Published 4 May 2010

ASX-listed Charter Hall Retail REIT (ex-Macquarie CountryWide Trust) said yesterday it had completed the final phase of the $US1.3 billion sale of its US portfolio. It also produced an operational update for the March quarter.

 

Chief executive Steven Sewell said the sale fully eliminated $A1.38 billion of scheduled $US CMBS (commercial mortgage-backed security) debt maturities and resulted in $A226 million in gross proceeds available for reinvestment in the trust’s core market, Australia.

 

This phase released $A26.4 million of net proceeds, increasing cash reserves & undrawn capacity to $A142 million and reducing balance sheet gearing to 38.7%.

 

The net operating income guarantee negotiated as part of the disposal is due to expire in July 2012, and Mr Sewell said on current forecasts it was expected to result in a further final $US20 million payment from the purchaser.

 

The reit’s exposure to the US has been reduced to 49 properties and 20% of the trust’s book value. 57% of the trust’s book value is in Australia and New Zealand.

 

The trust’s assets are predominantly grocery-anchored shopping centres. It said in its quarterly report it completed 59 new leases & renewals in the quarter at an average rental growth of 2.1%. Occupancy in Australia & New Zealand was 98.9%.

• Required actions:
a – What occupancy rate did the page excerpt report for Australia and New Zealand?
b – In the entries, take the lines from the one with "top-y-tick-label: 200 — [49, 221, 69, 235]" up to and including the one with "bottom-x-tick-label: 60S —". Write them out again with "ISCCP FD" swapped for "ISCCP-FD" and nothing else changed.

• Materials provided:
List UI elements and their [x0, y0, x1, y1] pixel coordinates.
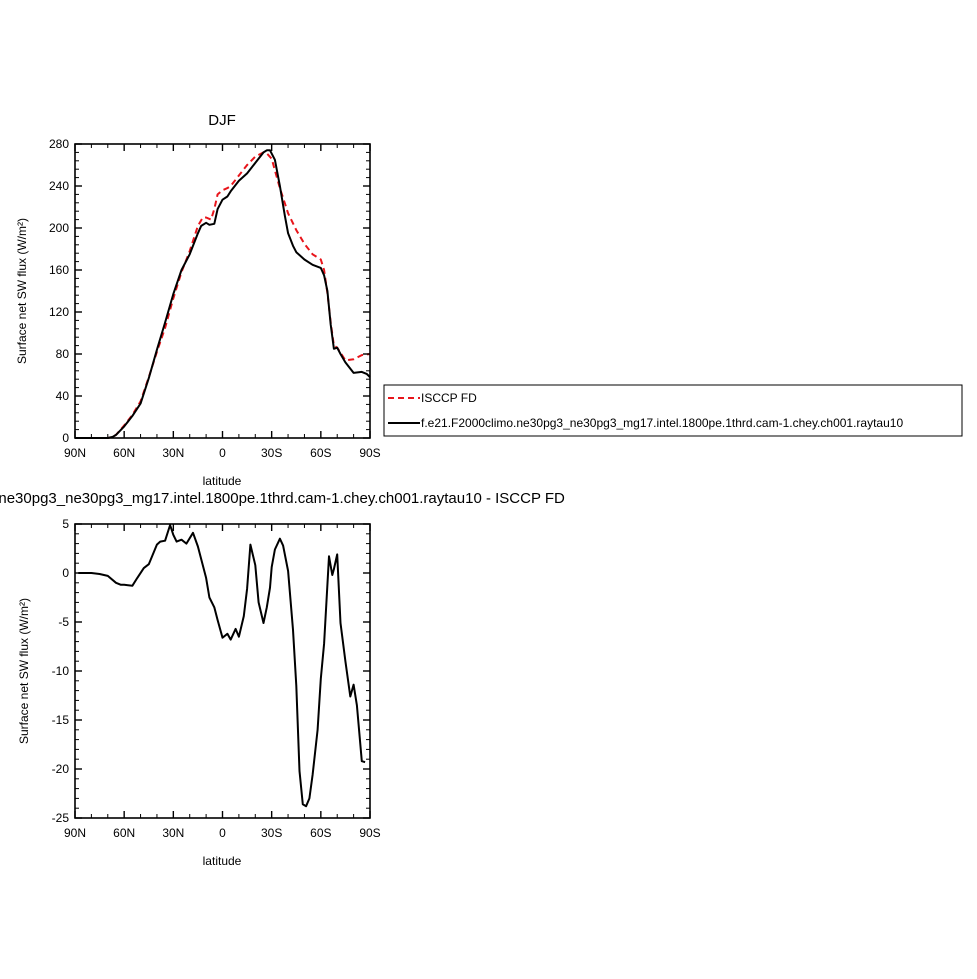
top-y-tick-label: 200 — [49, 221, 69, 235]
top-x-tick-label: 60N — [113, 446, 135, 460]
bottom-y-tick-label: -25 — [52, 811, 70, 825]
bottom-y-tick-label: -10 — [52, 664, 70, 678]
top-x-tick-label: 90N — [64, 446, 86, 460]
bottom-y-tick-label: -5 — [58, 615, 69, 629]
bottom-series-line-0 — [78, 524, 366, 808]
top-x-tick-label: 30N — [162, 446, 184, 460]
bottom-y-axis-label: Surface net SW flux (W/m²) — [17, 598, 31, 744]
top-y-tick-label: 280 — [49, 137, 69, 151]
top-series-line-0 — [75, 151, 371, 439]
bottom-x-tick-label: 90S — [359, 826, 380, 840]
bottom-chart-title: f.e21.F2000climo.ne30pg3_ne30pg3_mg17.in… — [0, 490, 565, 507]
top-chart-title: DJF — [208, 112, 236, 129]
bottom-y-tick-label: 0 — [62, 566, 69, 580]
top-plot-frame — [74, 143, 371, 439]
top-y-axis-label: Surface net SW flux (W/m²) — [15, 218, 29, 364]
top-y-tick-label: 0 — [62, 431, 69, 445]
top-y-tick-label: 240 — [49, 179, 69, 193]
top-x-tick-label: 60S — [310, 446, 331, 460]
legend-entry-model: f.e21.F2000climo.ne30pg3_ne30pg3_mg17.in… — [421, 416, 903, 430]
top-y-tick-label: 120 — [49, 305, 69, 319]
legend-entry-isccp: ISCCP FD — [421, 391, 477, 405]
legend: ISCCP FD f.e21.F2000climo.ne30pg3_ne30pg… — [383, 384, 963, 437]
top-x-tick-label: 30S — [261, 446, 282, 460]
bottom-y-tick-label: -15 — [52, 713, 70, 727]
top-y-tick-label: 40 — [56, 389, 70, 403]
top-x-axis-label: latitude — [203, 474, 242, 488]
bottom-x-tick-label: 90N — [64, 826, 86, 840]
bottom-x-tick-label: 30S — [261, 826, 282, 840]
top-x-tick-label: 90S — [359, 446, 380, 460]
top-series-line-1 — [75, 149, 371, 439]
legend-box — [383, 384, 963, 437]
bottom-y-tick-label: 5 — [62, 517, 69, 531]
bottom-panel: f.e21.F2000climo.ne30pg3_ne30pg3_mg17.in… — [0, 490, 565, 868]
top-x-tick-label: 0 — [219, 446, 226, 460]
bottom-x-tick-label: 60S — [310, 826, 331, 840]
bottom-x-tick-label: 0 — [219, 826, 226, 840]
top-y-tick-label: 160 — [49, 263, 69, 277]
bottom-plot-frame — [74, 523, 371, 819]
bottom-x-tick-label: 60N — [113, 826, 135, 840]
top-panel: DJF 90N 60N 30N 0 30S 60S 90S 0 40 80 120 160 200 240… — [15, 112, 381, 488]
bottom-x-axis-label: latitude — [203, 854, 242, 868]
bottom-x-tick-label: 30N — [162, 826, 184, 840]
top-y-tick-label: 80 — [56, 347, 70, 361]
bottom-y-tick-label: -20 — [52, 762, 70, 776]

• Answers per task:
a – 98.9%

b –
top-y-tick-label: 200 — [49, 221, 69, 235]
top-x-tick-label: 60N — [113, 446, 135, 460]
bottom-y-tick-label: -25 — [52, 811, 70, 825]
bottom-y-tick-label: -10 — [52, 664, 70, 678]
top-x-tick-label: 90N — [64, 446, 86, 460]
bottom-y-tick-label: -5 — [58, 615, 69, 629]
bottom-series-line-0 — [78, 524, 366, 808]
top-x-tick-label: 30N — [162, 446, 184, 460]
bottom-y-axis-label: Surface net SW flux (W/m²) — [17, 598, 31, 744]
top-y-tick-label: 280 — [49, 137, 69, 151]
top-series-line-0 — [75, 151, 371, 439]
bottom-x-tick-label: 90S — [359, 826, 380, 840]
bottom-chart-title: f.e21.F2000climo.ne30pg3_ne30pg3_mg17.in… — [0, 490, 565, 507]
top-chart-title: DJF — [208, 112, 236, 129]
bottom-y-tick-label: 0 — [62, 566, 69, 580]
top-plot-frame — [74, 143, 371, 439]
top-y-axis-label: Surface net SW flux (W/m²) — [15, 218, 29, 364]
top-y-tick-label: 0 — [62, 431, 69, 445]
top-y-tick-label: 240 — [49, 179, 69, 193]
top-x-tick-label: 60S — [310, 446, 331, 460]
legend-entry-model: f.e21.F2000climo.ne30pg3_ne30pg3_mg17.in… — [421, 416, 903, 430]
top-y-tick-label: 120 — [49, 305, 69, 319]
legend-entry-isccp: ISCCP-FD — [421, 391, 477, 405]
legend: ISCCP-FD f.e21.F2000climo.ne30pg3_ne30pg… — [383, 384, 963, 437]
top-x-tick-label: 30S — [261, 446, 282, 460]
bottom-y-tick-label: -15 — [52, 713, 70, 727]
top-y-tick-label: 40 — [56, 389, 70, 403]
top-x-axis-label: latitude — [203, 474, 242, 488]
bottom-x-tick-label: 90N — [64, 826, 86, 840]
bottom-x-tick-label: 30S — [261, 826, 282, 840]
top-x-tick-label: 90S — [359, 446, 380, 460]
top-series-line-1 — [75, 149, 371, 439]
legend-box — [383, 384, 963, 437]
bottom-y-tick-label: 5 — [62, 517, 69, 531]
bottom-panel: f.e21.F2000climo.ne30pg3_ne30pg3_mg17.in… — [0, 490, 565, 868]
top-x-tick-label: 0 — [219, 446, 226, 460]
bottom-x-tick-label: 60S — [310, 826, 331, 840]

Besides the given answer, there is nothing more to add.